### What is expected
Reproduce the data exactly and drop any pictures it holds.

::::::::

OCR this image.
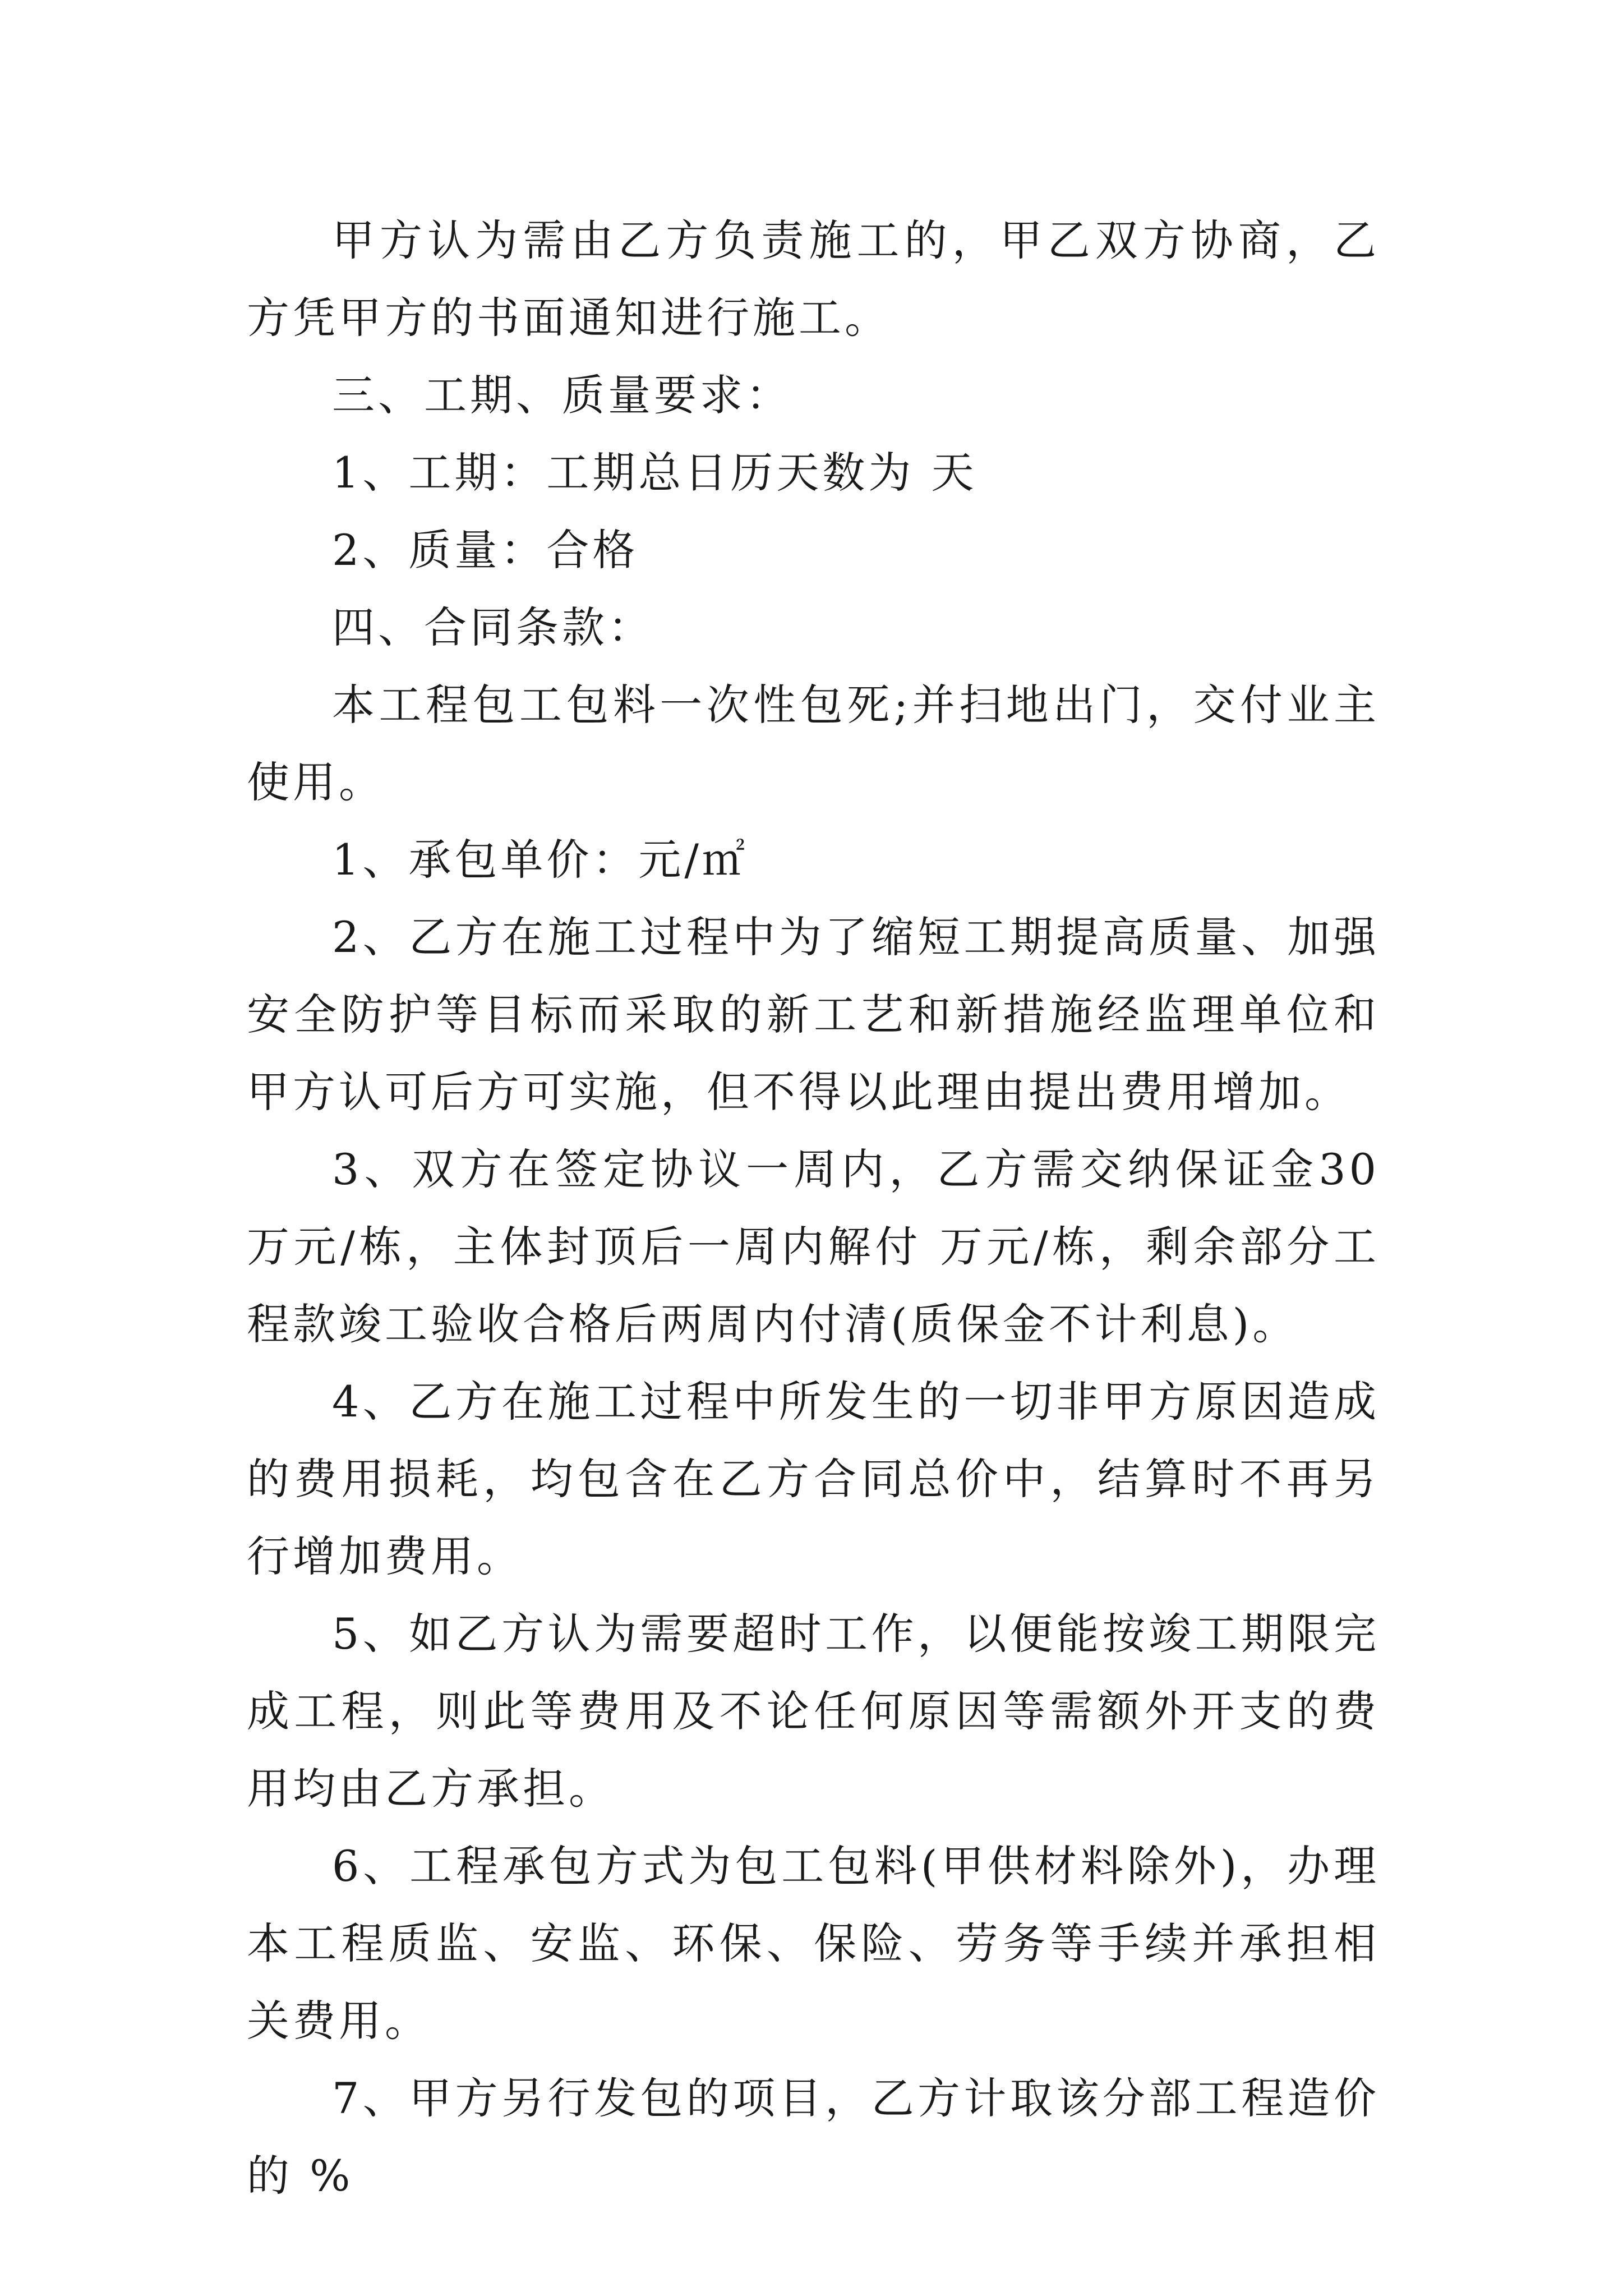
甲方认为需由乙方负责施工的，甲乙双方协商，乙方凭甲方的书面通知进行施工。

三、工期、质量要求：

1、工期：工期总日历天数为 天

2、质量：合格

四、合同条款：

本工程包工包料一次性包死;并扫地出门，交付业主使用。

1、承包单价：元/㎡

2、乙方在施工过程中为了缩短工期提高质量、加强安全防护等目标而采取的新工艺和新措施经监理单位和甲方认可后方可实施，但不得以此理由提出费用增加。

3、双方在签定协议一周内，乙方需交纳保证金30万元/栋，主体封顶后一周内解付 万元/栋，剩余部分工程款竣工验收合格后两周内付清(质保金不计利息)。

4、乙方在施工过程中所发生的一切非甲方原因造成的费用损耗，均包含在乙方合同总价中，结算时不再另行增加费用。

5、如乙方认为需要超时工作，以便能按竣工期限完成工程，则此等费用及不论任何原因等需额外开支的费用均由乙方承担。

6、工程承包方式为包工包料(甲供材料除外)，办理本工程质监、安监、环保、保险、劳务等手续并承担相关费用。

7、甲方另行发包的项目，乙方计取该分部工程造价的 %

::::::::

### Solution to this problem
OCR this image.
甲方认为需由乙方负责施工的，甲乙双方协商，乙方凭甲方的书面通知进行施工。

三、工期、质量要求：

1、工期：工期总日历天数为 天

2、质量：合格

四、合同条款：

本工程包工包料一次性包死;并扫地出门，交付业主使用。

1、承包单价：元/㎡

2、乙方在施工过程中为了缩短工期提高质量、加强安全防护等目标而采取的新工艺和新措施经监理单位和甲方认可后方可实施，但不得以此理由提出费用增加。

3、双方在签定协议一周内，乙方需交纳保证金30万元/栋，主体封顶后一周内解付 万元/栋，剩余部分工程款竣工验收合格后两周内付清(质保金不计利息)。

4、乙方在施工过程中所发生的一切非甲方原因造成的费用损耗，均包含在乙方合同总价中，结算时不再另行增加费用。

5、如乙方认为需要超时工作，以便能按竣工期限完成工程，则此等费用及不论任何原因等需额外开支的费用均由乙方承担。

6、工程承包方式为包工包料(甲供材料除外)，办理本工程质监、安监、环保、保险、劳务等手续并承担相关费用。

7、甲方另行发包的项目，乙方计取该分部工程造价的 %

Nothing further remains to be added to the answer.